**WRITTEN EXERCISE**
Retype each record shown below, leaving every character as it is.

(A block of data)
----
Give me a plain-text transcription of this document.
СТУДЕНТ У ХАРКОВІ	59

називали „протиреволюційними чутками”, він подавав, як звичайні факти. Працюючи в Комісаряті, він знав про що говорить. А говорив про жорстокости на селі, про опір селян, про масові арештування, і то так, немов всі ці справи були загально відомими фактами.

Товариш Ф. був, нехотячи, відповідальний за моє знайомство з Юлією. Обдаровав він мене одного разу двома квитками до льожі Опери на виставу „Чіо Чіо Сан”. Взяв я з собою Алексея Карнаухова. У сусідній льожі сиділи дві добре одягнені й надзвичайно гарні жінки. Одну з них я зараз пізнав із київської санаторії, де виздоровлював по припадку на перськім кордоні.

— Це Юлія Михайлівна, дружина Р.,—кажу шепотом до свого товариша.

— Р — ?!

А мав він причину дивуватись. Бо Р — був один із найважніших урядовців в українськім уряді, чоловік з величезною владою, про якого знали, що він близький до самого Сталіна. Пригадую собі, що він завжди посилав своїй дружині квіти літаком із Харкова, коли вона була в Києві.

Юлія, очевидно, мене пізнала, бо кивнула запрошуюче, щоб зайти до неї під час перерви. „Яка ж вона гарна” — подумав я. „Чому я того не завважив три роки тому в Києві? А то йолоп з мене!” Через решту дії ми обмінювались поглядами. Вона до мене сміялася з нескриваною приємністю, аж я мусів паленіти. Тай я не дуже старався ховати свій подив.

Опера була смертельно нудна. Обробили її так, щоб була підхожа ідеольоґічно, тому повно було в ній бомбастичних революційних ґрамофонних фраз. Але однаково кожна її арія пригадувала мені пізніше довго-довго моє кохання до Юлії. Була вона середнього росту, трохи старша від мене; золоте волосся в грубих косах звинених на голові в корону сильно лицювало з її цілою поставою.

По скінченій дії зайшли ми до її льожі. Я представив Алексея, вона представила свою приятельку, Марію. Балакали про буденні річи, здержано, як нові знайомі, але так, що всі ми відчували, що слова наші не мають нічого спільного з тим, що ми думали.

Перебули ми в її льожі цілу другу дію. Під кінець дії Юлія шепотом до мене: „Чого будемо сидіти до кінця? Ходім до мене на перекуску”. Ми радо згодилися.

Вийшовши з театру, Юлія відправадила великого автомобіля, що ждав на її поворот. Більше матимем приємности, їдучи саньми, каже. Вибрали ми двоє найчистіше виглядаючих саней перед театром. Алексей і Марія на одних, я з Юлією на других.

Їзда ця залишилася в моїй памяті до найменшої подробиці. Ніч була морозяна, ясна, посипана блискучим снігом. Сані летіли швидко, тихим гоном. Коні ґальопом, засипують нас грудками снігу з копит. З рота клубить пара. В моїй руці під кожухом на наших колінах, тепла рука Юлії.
----
**OUTPUT FOR THIS EXERCISE**
Give me a plain-text transcription of this document.
СТУДЕНТ У ХАРКОВІ	59

називали „протиреволюційними чутками”, він подавав, як звичайні факти. Працюючи в Комісаряті, він знав про що говорить. А говорив про жорстокости на селі, про опір селян, про масові арештування, і то так, немов всі ці справи були загально відомими фактами.

Товариш Ф. був, нехотячи, відповідальний за моє знайомство з Юлією. Обдаровав він мене одного разу двома квитками до льожі Опери на виставу „Чіо Чіо Сан”. Взяв я з собою Алексея Карнаухова. У сусідній льожі сиділи дві добре одягнені й надзвичайно гарні жінки. Одну з них я зараз пізнав із київської санаторії, де виздоровлював по припадку на перськім кордоні.

— Це Юлія Михайлівна, дружина Р.,—кажу шепотом до свого товариша.

— Р — ?!

А мав він причину дивуватись. Бо Р — був один із найважніших урядовців в українськім уряді, чоловік з величезною владою, про якого знали, що він близький до самого Сталіна. Пригадую собі, що він завжди посилав своїй дружині квіти літаком із Харкова, коли вона була в Києві.

Юлія, очевидно, мене пізнала, бо кивнула запрошуюче, щоб зайти до неї під час перерви. „Яка ж вона гарна” — подумав я. „Чому я того не завважив три роки тому в Києві? А то йолоп з мене!” Через решту дії ми обмінювались поглядами. Вона до мене сміялася з нескриваною приємністю, аж я мусів паленіти. Тай я не дуже старався ховати свій подив.

Опера була смертельно нудна. Обробили її так, щоб була підхожа ідеольоґічно, тому повно було в ній бомбастичних революційних ґрамофонних фраз. Але однаково кожна її арія пригадувала мені пізніше довго-довго моє кохання до Юлії. Була вона середнього росту, трохи старша від мене; золоте волосся в грубих косах звинених на голові в корону сильно лицювало з її цілою поставою.

По скінченій дії зайшли ми до її льожі. Я представив Алексея, вона представила свою приятельку, Марію. Балакали про буденні річи, здержано, як нові знайомі, але так, що всі ми відчували, що слова наші не мають нічого спільного з тим, що ми думали.

Перебули ми в її льожі цілу другу дію. Під кінець дії Юлія шепотом до мене: „Чого будемо сидіти до кінця? Ходім до мене на перекуску”. Ми радо згодилися.

Вийшовши з театру, Юлія відправадила великого автомобіля, що ждав на її поворот. Більше матимем приємности, їдучи саньми, каже. Вибрали ми двоє найчистіше виглядаючих саней перед театром. Алексей і Марія на одних, я з Юлією на других.

Їзда ця залишилася в моїй памяті до найменшої подробиці. Ніч була морозяна, ясна, посипана блискучим снігом. Сані летіли швидко, тихим гоном. Коні ґальопом, засипують нас грудками снігу з копит. З рота клубить пара. В моїй руці під кожухом на наших колінах, тепла рука Юлії.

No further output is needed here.